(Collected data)
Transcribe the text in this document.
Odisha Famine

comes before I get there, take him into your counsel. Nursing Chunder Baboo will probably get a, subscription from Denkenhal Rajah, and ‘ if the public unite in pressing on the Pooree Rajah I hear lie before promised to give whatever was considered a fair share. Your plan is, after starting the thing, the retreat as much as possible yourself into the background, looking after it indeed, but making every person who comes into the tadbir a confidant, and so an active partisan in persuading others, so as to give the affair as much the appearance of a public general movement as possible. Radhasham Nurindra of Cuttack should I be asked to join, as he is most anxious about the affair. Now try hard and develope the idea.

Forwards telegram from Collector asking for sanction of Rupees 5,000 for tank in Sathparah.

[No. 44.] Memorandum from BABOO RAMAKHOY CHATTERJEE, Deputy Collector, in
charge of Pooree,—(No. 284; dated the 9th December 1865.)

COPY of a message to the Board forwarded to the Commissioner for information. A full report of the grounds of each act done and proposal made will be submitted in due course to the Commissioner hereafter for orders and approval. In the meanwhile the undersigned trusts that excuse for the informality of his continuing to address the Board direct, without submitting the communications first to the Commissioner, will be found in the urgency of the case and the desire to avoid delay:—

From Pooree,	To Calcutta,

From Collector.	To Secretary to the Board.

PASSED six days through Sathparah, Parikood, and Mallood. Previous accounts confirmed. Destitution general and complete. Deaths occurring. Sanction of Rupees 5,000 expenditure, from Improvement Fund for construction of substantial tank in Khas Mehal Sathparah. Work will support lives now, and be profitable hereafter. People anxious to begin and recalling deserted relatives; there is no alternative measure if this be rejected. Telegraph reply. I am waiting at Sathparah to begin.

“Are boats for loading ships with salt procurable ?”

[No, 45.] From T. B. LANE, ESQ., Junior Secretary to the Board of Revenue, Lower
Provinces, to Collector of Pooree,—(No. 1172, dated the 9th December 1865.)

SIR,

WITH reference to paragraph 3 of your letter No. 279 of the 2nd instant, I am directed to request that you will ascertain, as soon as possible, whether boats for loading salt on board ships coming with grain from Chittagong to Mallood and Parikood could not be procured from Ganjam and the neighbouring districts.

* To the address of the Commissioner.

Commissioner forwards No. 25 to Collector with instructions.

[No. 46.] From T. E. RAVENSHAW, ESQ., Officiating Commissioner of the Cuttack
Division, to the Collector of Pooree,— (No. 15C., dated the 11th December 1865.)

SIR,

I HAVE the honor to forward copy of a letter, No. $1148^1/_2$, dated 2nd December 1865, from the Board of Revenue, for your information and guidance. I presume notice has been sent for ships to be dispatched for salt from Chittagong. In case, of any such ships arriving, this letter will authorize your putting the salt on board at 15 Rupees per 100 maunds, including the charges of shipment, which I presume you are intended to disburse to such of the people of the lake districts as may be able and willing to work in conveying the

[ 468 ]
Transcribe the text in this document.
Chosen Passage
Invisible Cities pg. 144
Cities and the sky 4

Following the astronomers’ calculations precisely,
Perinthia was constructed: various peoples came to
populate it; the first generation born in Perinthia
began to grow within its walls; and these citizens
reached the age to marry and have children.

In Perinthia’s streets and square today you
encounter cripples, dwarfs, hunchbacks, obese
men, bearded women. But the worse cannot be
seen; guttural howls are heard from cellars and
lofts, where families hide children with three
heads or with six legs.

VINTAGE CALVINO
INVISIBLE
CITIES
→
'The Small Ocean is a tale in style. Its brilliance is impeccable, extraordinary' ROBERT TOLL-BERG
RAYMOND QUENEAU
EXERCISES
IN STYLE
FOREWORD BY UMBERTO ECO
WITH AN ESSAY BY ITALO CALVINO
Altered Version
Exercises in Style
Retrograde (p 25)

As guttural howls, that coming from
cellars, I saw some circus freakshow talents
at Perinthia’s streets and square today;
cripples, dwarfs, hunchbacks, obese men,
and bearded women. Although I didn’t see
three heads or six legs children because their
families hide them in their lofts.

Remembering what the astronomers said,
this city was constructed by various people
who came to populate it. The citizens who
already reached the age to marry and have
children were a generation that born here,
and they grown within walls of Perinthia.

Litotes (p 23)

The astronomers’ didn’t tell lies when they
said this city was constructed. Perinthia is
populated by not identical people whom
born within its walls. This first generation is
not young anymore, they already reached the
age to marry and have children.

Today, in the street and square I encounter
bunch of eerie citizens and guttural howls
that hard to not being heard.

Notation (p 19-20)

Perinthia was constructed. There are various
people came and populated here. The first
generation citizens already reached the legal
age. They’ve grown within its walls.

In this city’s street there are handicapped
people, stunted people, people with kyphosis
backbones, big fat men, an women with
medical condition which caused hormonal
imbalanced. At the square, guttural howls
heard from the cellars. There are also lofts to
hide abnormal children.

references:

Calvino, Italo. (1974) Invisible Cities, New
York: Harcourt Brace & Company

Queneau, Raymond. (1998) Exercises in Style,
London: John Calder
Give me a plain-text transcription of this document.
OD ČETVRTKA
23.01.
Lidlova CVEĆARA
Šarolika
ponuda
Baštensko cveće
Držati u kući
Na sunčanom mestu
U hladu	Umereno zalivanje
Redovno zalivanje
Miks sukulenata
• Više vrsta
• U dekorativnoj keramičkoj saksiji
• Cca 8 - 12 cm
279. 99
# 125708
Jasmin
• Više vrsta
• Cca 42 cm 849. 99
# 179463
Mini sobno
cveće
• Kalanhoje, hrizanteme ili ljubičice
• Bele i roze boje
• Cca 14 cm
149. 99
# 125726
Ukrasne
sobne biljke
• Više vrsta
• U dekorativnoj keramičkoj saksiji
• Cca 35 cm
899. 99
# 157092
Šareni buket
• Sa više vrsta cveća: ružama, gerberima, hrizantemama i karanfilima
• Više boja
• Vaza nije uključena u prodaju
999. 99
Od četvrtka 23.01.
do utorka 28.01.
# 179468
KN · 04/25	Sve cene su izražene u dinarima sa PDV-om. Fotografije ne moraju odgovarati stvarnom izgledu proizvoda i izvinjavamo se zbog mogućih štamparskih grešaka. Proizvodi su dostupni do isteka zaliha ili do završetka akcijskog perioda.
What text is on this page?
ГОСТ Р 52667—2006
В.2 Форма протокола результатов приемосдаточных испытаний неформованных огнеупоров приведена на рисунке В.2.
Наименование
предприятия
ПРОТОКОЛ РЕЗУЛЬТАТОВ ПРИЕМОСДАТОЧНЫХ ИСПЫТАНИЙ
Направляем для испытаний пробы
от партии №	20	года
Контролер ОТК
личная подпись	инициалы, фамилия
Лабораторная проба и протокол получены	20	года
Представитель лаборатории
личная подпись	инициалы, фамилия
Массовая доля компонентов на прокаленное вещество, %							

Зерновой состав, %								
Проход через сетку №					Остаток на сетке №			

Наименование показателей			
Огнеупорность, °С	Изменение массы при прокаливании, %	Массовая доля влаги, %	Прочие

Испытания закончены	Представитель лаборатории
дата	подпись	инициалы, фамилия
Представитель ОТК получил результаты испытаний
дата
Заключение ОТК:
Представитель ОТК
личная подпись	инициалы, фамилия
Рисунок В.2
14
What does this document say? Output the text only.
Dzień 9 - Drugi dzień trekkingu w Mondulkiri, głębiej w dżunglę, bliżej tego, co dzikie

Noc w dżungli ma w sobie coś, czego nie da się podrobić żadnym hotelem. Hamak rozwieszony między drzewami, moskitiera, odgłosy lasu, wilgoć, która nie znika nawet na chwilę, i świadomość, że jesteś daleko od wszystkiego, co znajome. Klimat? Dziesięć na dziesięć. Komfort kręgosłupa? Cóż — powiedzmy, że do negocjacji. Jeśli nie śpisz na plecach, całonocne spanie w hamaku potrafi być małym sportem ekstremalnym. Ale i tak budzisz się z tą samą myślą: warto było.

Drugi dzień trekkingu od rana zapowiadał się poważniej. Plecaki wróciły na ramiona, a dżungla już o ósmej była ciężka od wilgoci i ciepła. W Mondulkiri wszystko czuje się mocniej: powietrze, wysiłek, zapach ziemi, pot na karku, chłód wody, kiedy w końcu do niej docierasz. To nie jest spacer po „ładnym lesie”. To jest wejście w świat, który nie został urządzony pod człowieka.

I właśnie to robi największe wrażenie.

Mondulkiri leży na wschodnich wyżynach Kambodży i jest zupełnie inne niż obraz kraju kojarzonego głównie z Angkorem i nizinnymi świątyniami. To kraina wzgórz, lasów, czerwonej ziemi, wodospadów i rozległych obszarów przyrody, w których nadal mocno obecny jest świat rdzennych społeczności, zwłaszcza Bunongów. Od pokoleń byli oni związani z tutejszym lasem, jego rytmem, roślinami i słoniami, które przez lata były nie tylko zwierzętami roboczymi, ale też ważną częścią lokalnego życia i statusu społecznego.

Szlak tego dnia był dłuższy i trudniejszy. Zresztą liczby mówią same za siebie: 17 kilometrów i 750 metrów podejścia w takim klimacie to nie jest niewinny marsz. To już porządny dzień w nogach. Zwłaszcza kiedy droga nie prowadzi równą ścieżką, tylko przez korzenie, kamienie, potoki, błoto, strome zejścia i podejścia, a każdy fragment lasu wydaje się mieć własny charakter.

WRITTEN REQUEST:
Report each line in the preceding entries that holds the string "came".

RESPONSE TO THIS EXERCISE:
Perinthia was constructed: various peoples came to
who came to populate it. The citizens who
people came and populated here. The first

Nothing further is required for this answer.